• **Given instruction**
Return a copy of every line in the records that includes the word "Coupler".

[Collected data entries]

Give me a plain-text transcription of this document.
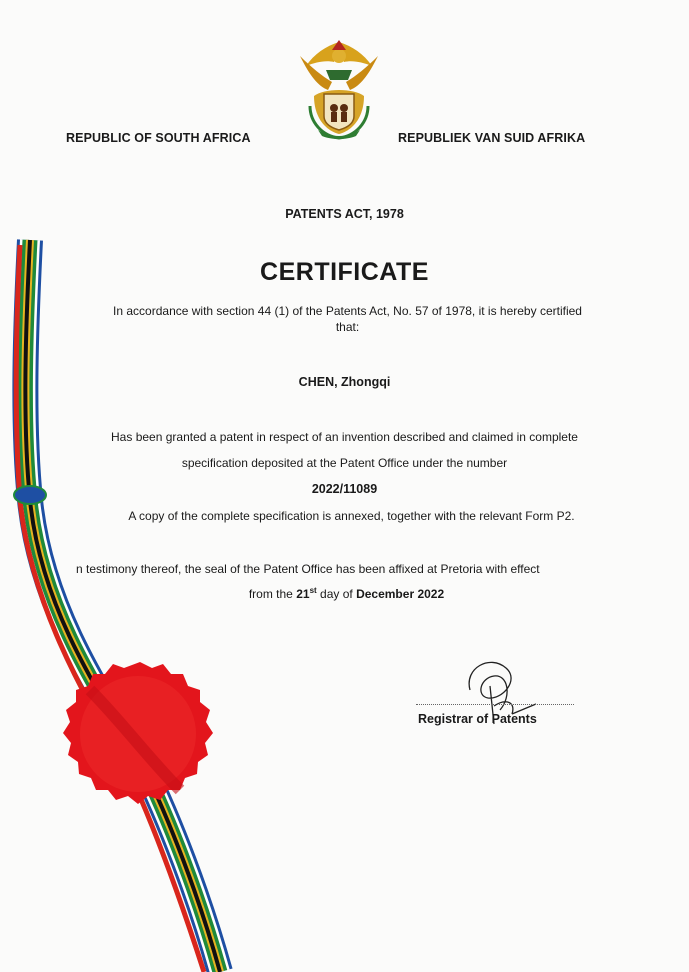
REPUBLIC OF SOUTH AFRICA	REPUBLIEK VAN SUID AFRIKA
PATENTS ACT, 1978
CERTIFICATE
In accordance with section 44 (1) of the Patents Act, No. 57 of 1978, it is hereby certified
that:
CHEN, Zhongqi
Has been granted a patent in respect of an invention described and claimed in complete
specification deposited at the Patent Office under the number
2022/11089
A copy of the complete specification is annexed, together with the relevant Form P2.
n testimony thereof, the seal of the Patent Office has been affixed at Pretoria with effect
from the 21st day of December 2022
Registrar of Patents
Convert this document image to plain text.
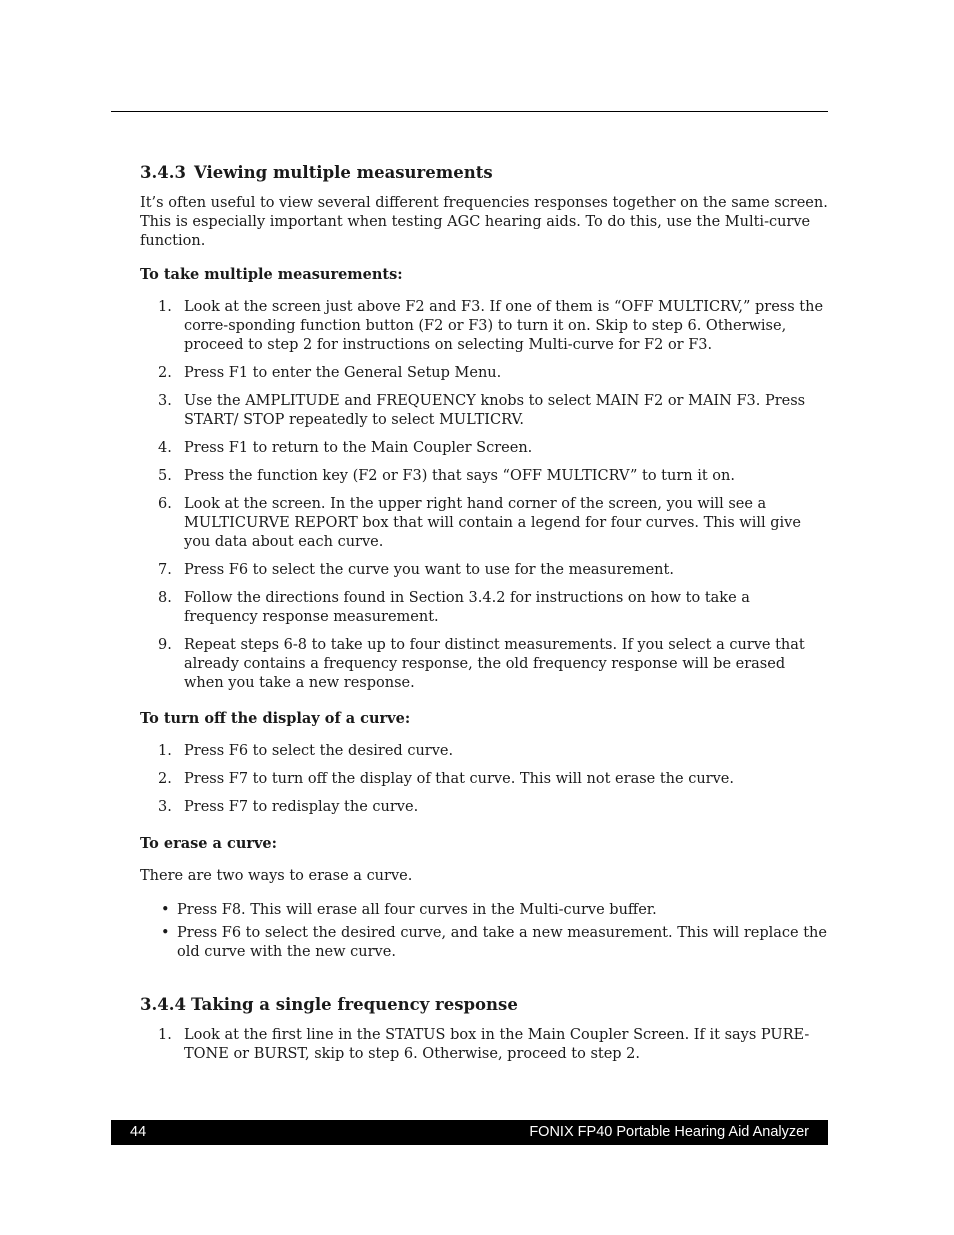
3.4.3 Viewing multiple measurements

It’s often useful to view several different frequencies responses together on the same screen. This is especially important when testing AGC hearing aids. To do this, use the Multi-curve function.

To take multiple measurements:

1. Look at the screen just above F2 and F3. If one of them is “OFF MULTICRV,” press the corre-sponding function button (F2 or F3) to turn it on. Skip to step 6. Otherwise, proceed to step 2 for instructions on selecting Multi-curve for F2 or F3.
2. Press F1 to enter the General Setup Menu.
3. Use the AMPLITUDE and FREQUENCY knobs to select MAIN F2 or MAIN F3. Press START/ STOP repeatedly to select MULTICRV.
4. Press F1 to return to the Main Coupler Screen.
5. Press the function key (F2 or F3) that says “OFF MULTICRV” to turn it on.
6. Look at the screen. In the upper right hand corner of the screen, you will see a MULTICURVE REPORT box that will contain a legend for four curves. This will give you data about each curve.
7. Press F6 to select the curve you want to use for the measurement.
8. Follow the directions found in Section 3.4.2 for instructions on how to take a frequency response measurement.
9. Repeat steps 6-8 to take up to four distinct measurements. If you select a curve that already contains a frequency response, the old frequency response will be erased when you take a new response.

To turn off the display of a curve:

1. Press F6 to select the desired curve.
2. Press F7 to turn off the display of that curve. This will not erase the curve.
3. Press F7 to redisplay the curve.

To erase a curve:

There are two ways to erase a curve.

• Press F8. This will erase all four curves in the Multi-curve buffer.
• Press F6 to select the desired curve, and take a new measurement. This will replace the old curve with the new curve.
3.4.4 Taking a single frequency response
1. Look at the first line in the STATUS box in the Main Coupler Screen. If it says PURE-TONE or BURST, skip to step 6. Otherwise, proceed to step 2.
44	FONIX FP40 Portable Hearing Aid Analyzer
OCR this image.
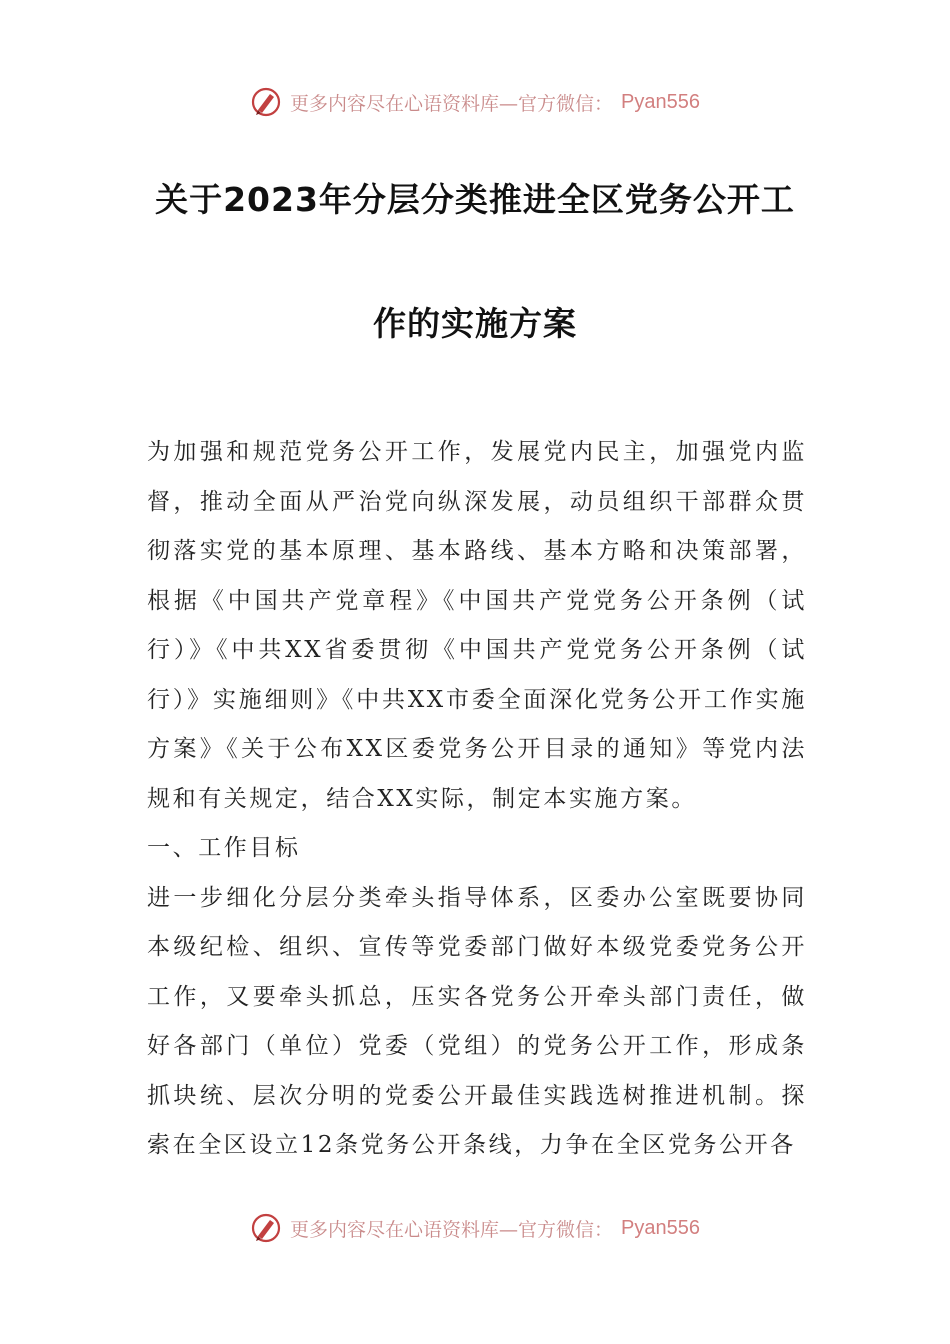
更多内容尽在心语资料库—官方微信： Pyan556
关于2023年分层分类推进全区党务公开工
作的实施方案

为加强和规范党务公开工作，发展党内民主，加强党内监督，推动全面从严治党向纵深发展，动员组织干部群众贯彻落实党的基本原理、基本路线、基本方略和决策部署，根据《中国共产党章程》《中国共产党党务公开条例（试行）》《中共XX省委贯彻《中国共产党党务公开条例（试行）》实施细则》《中共XX市委全面深化党务公开工作实施方案》《关于公布XX区委党务公开目录的通知》等党内法规和有关规定，结合XX实际，制定本实施方案。

一、工作目标

进一步细化分层分类牵头指导体系，区委办公室既要协同本级纪检、组织、宣传等党委部门做好本级党委党务公开工作，又要牵头抓总，压实各党务公开牵头部门责任，做好各部门（单位）党委（党组）的党务公开工作，形成条抓块统、层次分明的党委公开最佳实践选树推进机制。探索在全区设立12条党务公开条线，力争在全区党务公开各

更多内容尽在心语资料库—官方微信： Pyan556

• **Solution below**
4. Press F1 to return to the Main Coupler Screen.
1. Look at the first line in the STATUS box in the Main Coupler Screen. If it says PURE-TONE or BURST, skip to step 6. Otherwise, proceed to step 2.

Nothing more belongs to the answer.